# [AIM]
Copy out each line exactly; pictures stay out of the copy.

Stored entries

########################################

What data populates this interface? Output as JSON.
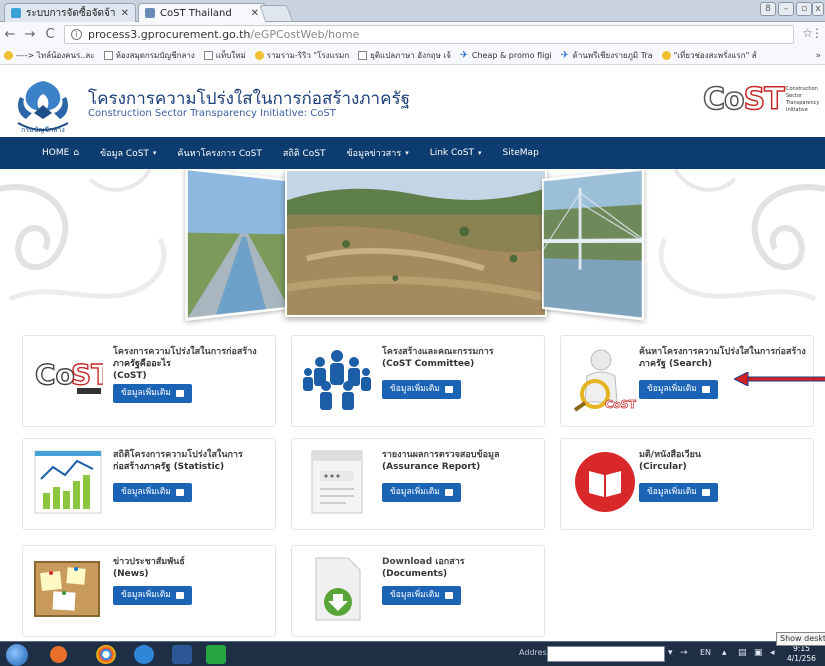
{
  "browser": {
    "tabs": [
      {
        "label": "ระบบการจัดซื้อจัดจ้างภาครัฐ",
        "favicon_color": "#3aa0d8"
      },
      {
        "label": "CoST Thailand",
        "favicon_color": "#6b8bb8"
      }
    ],
    "window_controls": [
      "minimize",
      "restore",
      "close"
    ],
    "url_host": "process3.gprocurement.go.th",
    "url_path": "/eGPCostWeb/home",
    "bookmarks": [
      {
        "label": "----> ไทล์น้องคนร..ละ",
        "icon": "smiley-icon"
      },
      {
        "label": "ห้องสมุดกรมบัญชีกลาง",
        "icon": "page-icon"
      },
      {
        "label": "แท็บใหม่",
        "icon": "page-icon"
      },
      {
        "label": "รามราม-ริริว \"โรงแรมก",
        "icon": "smiley-icon"
      },
      {
        "label": "ยุติแปลภาษา อังกฤษ เจ้",
        "icon": "page-icon"
      },
      {
        "label": "Cheap & promo fligi",
        "icon": "plane-icon"
      },
      {
        "label": "ด้านพรีเชียงรายภูมิ Tra",
        "icon": "plane-icon"
      },
      {
        "label": "\"เที่ยวช่องสะพรั่งแรก\" ส์",
        "icon": "smiley-icon"
      }
    ],
    "bookmarks_more": "»"
  },
  "site": {
    "title": "โครงการความโปร่งใสในการก่อสร้างภาครัฐ",
    "subtitle": "Construction Sector Transparency Initiative: CoST",
    "emblem_text": "กรมบัญชีกลาง",
    "cost_logo_word": "CoST",
    "cost_logo_side": "Construction Sector Transparency Initiative"
  },
  "nav": [
    {
      "label": "HOME",
      "icon": "home-icon",
      "dropdown": false
    },
    {
      "label": "ข้อมูล CoST",
      "dropdown": true
    },
    {
      "label": "ค้นหาโครงการ CoST",
      "dropdown": false
    },
    {
      "label": "สถิติ CoST",
      "dropdown": false
    },
    {
      "label": "ข้อมูลข่าวสาร",
      "dropdown": true
    },
    {
      "label": "Link CoST",
      "dropdown": true
    },
    {
      "label": "SiteMap",
      "dropdown": false
    }
  ],
  "cards": [
    {
      "line1": "โครงการความโปร่งใสในการก่อสร้าง",
      "line2": "ภาครัฐคืออะไร",
      "line3": "(CoST)",
      "button": "ข้อมูลเพิ่มเติม",
      "icon": "cost-logo-icon"
    },
    {
      "line1": "โครงสร้างและคณะกรรมการ",
      "line2": "(CoST Committee)",
      "line3": "",
      "button": "ข้อมูลเพิ่มเติม",
      "icon": "committee-icon"
    },
    {
      "line1": "ค้นหาโครงการความโปร่งใสในการก่อสร้าง",
      "line2": "ภาครัฐ (Search)",
      "line3": "",
      "button": "ข้อมูลเพิ่มเติม",
      "icon": "search-person-icon"
    },
    {
      "line1": "สถิติโครงการความโปร่งใสในการ",
      "line2": "ก่อสร้างภาครัฐ (Statistic)",
      "line3": "",
      "button": "ข้อมูลเพิ่มเติม",
      "icon": "statistic-chart-icon"
    },
    {
      "line1": "รายงานผลการตรวจสอบข้อมูล",
      "line2": "(Assurance Report)",
      "line3": "",
      "button": "ข้อมูลเพิ่มเติม",
      "icon": "report-document-icon"
    },
    {
      "line1": "มติ/หนังสือเวียน",
      "line2": "(Circular)",
      "line3": "",
      "button": "ข้อมูลเพิ่มเติม",
      "icon": "book-icon"
    },
    {
      "line1": "ข่าวประชาสัมพันธ์",
      "line2": "(News)",
      "line3": "",
      "button": "ข้อมูลเพิ่มเติม",
      "icon": "news-board-icon"
    },
    {
      "line1": "Download เอกสาร",
      "line2": "(Documents)",
      "line3": "",
      "button": "ข้อมูลเพิ่มเติม",
      "icon": "download-document-icon"
    }
  ],
  "taskbar": {
    "address_label": "Address",
    "lang": "EN",
    "time": "9:15",
    "date": "4/1/256",
    "tooltip": "Show deskto"
  },
  "colors": {
    "nav_bg": "#0d3d70",
    "button_bg": "#1a63b5",
    "title_blue": "#1d3f7a"
  }
}
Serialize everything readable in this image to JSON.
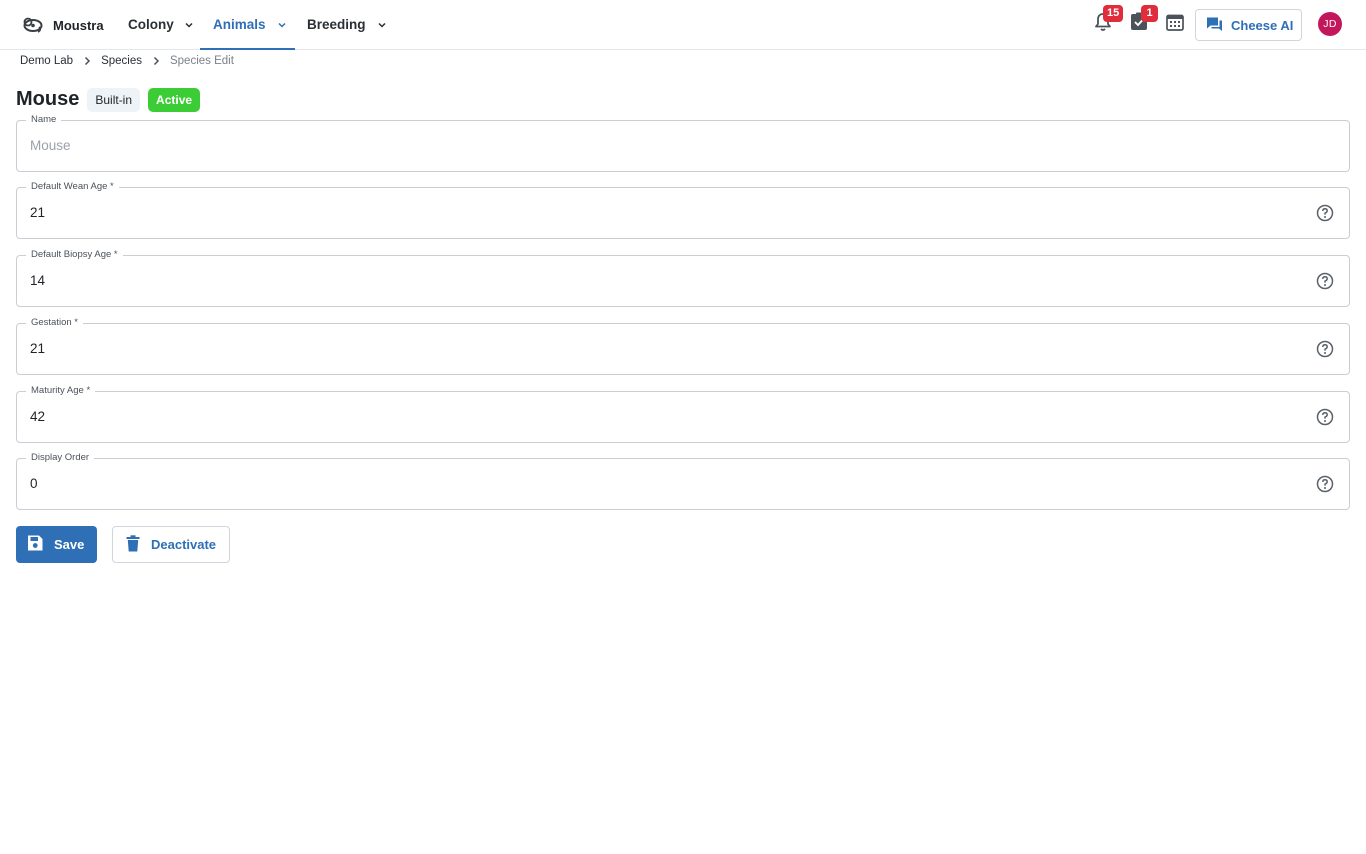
{
  "app": {
    "name": "Moustra"
  },
  "nav": {
    "items": [
      {
        "label": "Colony",
        "active": false
      },
      {
        "label": "Animals",
        "active": true
      },
      {
        "label": "Breeding",
        "active": false
      }
    ]
  },
  "header": {
    "notifications_count": "15",
    "tasks_count": "1",
    "ai_button_label": "Cheese AI",
    "user_initials": "JD"
  },
  "breadcrumb": [
    "Demo Lab",
    "Species",
    "Species Edit"
  ],
  "page": {
    "title": "Mouse",
    "tags": [
      "Built-in",
      "Active"
    ]
  },
  "form": {
    "fields": [
      {
        "label": "Name",
        "placeholder": "Mouse",
        "value": "",
        "disabled": true
      },
      {
        "label": "Default Wean Age *",
        "value": "21"
      },
      {
        "label": "Default Biopsy Age *",
        "value": "14"
      },
      {
        "label": "Gestation *",
        "value": "21"
      },
      {
        "label": "Maturity Age *",
        "value": "42"
      },
      {
        "label": "Display Order",
        "value": "0"
      }
    ],
    "save_label": "Save",
    "deactivate_label": "Deactivate"
  },
  "colors": {
    "primary": "#2f6fb5",
    "active_tag": "#3ccc36",
    "badge": "#e02d3c",
    "avatar": "#c2185b"
  },
  "icons": [
    "moustra-logo-icon",
    "chevron-down-icon",
    "bell-icon",
    "task-check-icon",
    "calendar-icon",
    "chat-icon",
    "chevron-right-icon",
    "help-circle-icon",
    "save-disk-icon",
    "trash-icon"
  ]
}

########################################

# [ANSWER IN FULL]
What data populates this interface? Output as JSON.
{
  "browser": {
    "tabs": [
      {
        "label": "ระบบการจัดซื้อจัดจ้างภาครัฐ",
        "favicon_color": "#3aa0d8"
      },
      {
        "label": "CoST Thailand",
        "favicon_color": "#6b8bb8"
      }
    ],
    "window_controls": [
      "minimize",
      "restore",
      "close"
    ],
    "url_host": "process3.gprocurement.go.th",
    "url_path": "/eGPCostWeb/home",
    "bookmarks": [
      {
        "label": "----> ไทล์น้องคนร..ละ",
        "icon": "smiley-icon"
      },
      {
        "label": "ห้องสมุดกรมบัญชีกลาง",
        "icon": "page-icon"
      },
      {
        "label": "แท็บใหม่",
        "icon": "page-icon"
      },
      {
        "label": "รามราม-ริริว \"โรงแรมก",
        "icon": "smiley-icon"
      },
      {
        "label": "ยุติแปลภาษา อังกฤษ เจ้",
        "icon": "page-icon"
      },
      {
        "label": "Cheap & promo fligi",
        "icon": "plane-icon"
      },
      {
        "label": "ด้านพรีเชียงรายภูมิ Tra",
        "icon": "plane-icon"
      },
      {
        "label": "\"เที่ยวช่องสะพรั่งแรก\" ส์",
        "icon": "smiley-icon"
      }
    ],
    "bookmarks_more": "»"
  },
  "site": {
    "title": "โครงการความโปร่งใสในการก่อสร้างภาครัฐ",
    "subtitle": "Construction Sector Transparency Initiative: CoST",
    "emblem_text": "กรมบัญชีกลาง",
    "cost_logo_word": "CoST",
    "cost_logo_side": "Construction Sector Transparency Initiative"
  },
  "nav": [
    {
      "label": "HOME",
      "icon": "home-icon",
      "dropdown": false
    },
    {
      "label": "ข้อมูล CoST",
      "dropdown": true
    },
    {
      "label": "ค้นหาโครงการ CoST",
      "dropdown": false
    },
    {
      "label": "สถิติ CoST",
      "dropdown": false
    },
    {
      "label": "ข้อมูลข่าวสาร",
      "dropdown": true
    },
    {
      "label": "Link CoST",
      "dropdown": true
    },
    {
      "label": "SiteMap",
      "dropdown": false
    }
  ],
  "cards": [
    {
      "line1": "โครงการความโปร่งใสในการก่อสร้าง",
      "line2": "ภาครัฐคืออะไร",
      "line3": "(CoST)",
      "button": "ข้อมูลเพิ่มเติม",
      "icon": "cost-logo-icon"
    },
    {
      "line1": "โครงสร้างและคณะกรรมการ",
      "line2": "(CoST Committee)",
      "line3": "",
      "button": "ข้อมูลเพิ่มเติม",
      "icon": "committee-icon"
    },
    {
      "line1": "ค้นหาโครงการความโปร่งใสในการก่อสร้าง",
      "line2": "ภาครัฐ (Search)",
      "line3": "",
      "button": "ข้อมูลเพิ่มเติม",
      "icon": "search-person-icon"
    },
    {
      "line1": "สถิติโครงการความโปร่งใสในการ",
      "line2": "ก่อสร้างภาครัฐ (Statistic)",
      "line3": "",
      "button": "ข้อมูลเพิ่มเติม",
      "icon": "statistic-chart-icon"
    },
    {
      "line1": "รายงานผลการตรวจสอบข้อมูล",
      "line2": "(Assurance Report)",
      "line3": "",
      "button": "ข้อมูลเพิ่มเติม",
      "icon": "report-document-icon"
    },
    {
      "line1": "มติ/หนังสือเวียน",
      "line2": "(Circular)",
      "line3": "",
      "button": "ข้อมูลเพิ่มเติม",
      "icon": "book-icon"
    },
    {
      "line1": "ข่าวประชาสัมพันธ์",
      "line2": "(News)",
      "line3": "",
      "button": "ข้อมูลเพิ่มเติม",
      "icon": "news-board-icon"
    },
    {
      "line1": "Download เอกสาร",
      "line2": "(Documents)",
      "line3": "",
      "button": "ข้อมูลเพิ่มเติม",
      "icon": "download-document-icon"
    }
  ],
  "taskbar": {
    "address_label": "Address",
    "lang": "EN",
    "time": "9:15",
    "date": "4/1/256",
    "tooltip": "Show deskto"
  },
  "colors": {
    "nav_bg": "#0d3d70",
    "button_bg": "#1a63b5",
    "title_blue": "#1d3f7a"
  }
}
Serialize everything readable in this image to JSON.
{
  "app": {
    "name": "Moustra"
  },
  "nav": {
    "items": [
      {
        "label": "Colony",
        "active": false
      },
      {
        "label": "Animals",
        "active": true
      },
      {
        "label": "Breeding",
        "active": false
      }
    ]
  },
  "header": {
    "notifications_count": "15",
    "tasks_count": "1",
    "ai_button_label": "Cheese AI",
    "user_initials": "JD"
  },
  "breadcrumb": [
    "Demo Lab",
    "Species",
    "Species Edit"
  ],
  "page": {
    "title": "Mouse",
    "tags": [
      "Built-in",
      "Active"
    ]
  },
  "form": {
    "fields": [
      {
        "label": "Name",
        "placeholder": "Mouse",
        "value": "",
        "disabled": true
      },
      {
        "label": "Default Wean Age *",
        "value": "21"
      },
      {
        "label": "Default Biopsy Age *",
        "value": "14"
      },
      {
        "label": "Gestation *",
        "value": "21"
      },
      {
        "label": "Maturity Age *",
        "value": "42"
      },
      {
        "label": "Display Order",
        "value": "0"
      }
    ],
    "save_label": "Save",
    "deactivate_label": "Deactivate"
  },
  "colors": {
    "primary": "#2f6fb5",
    "active_tag": "#3ccc36",
    "badge": "#e02d3c",
    "avatar": "#c2185b"
  },
  "icons": [
    "moustra-logo-icon",
    "chevron-down-icon",
    "bell-icon",
    "task-check-icon",
    "calendar-icon",
    "chat-icon",
    "chevron-right-icon",
    "help-circle-icon",
    "save-disk-icon",
    "trash-icon"
  ]
}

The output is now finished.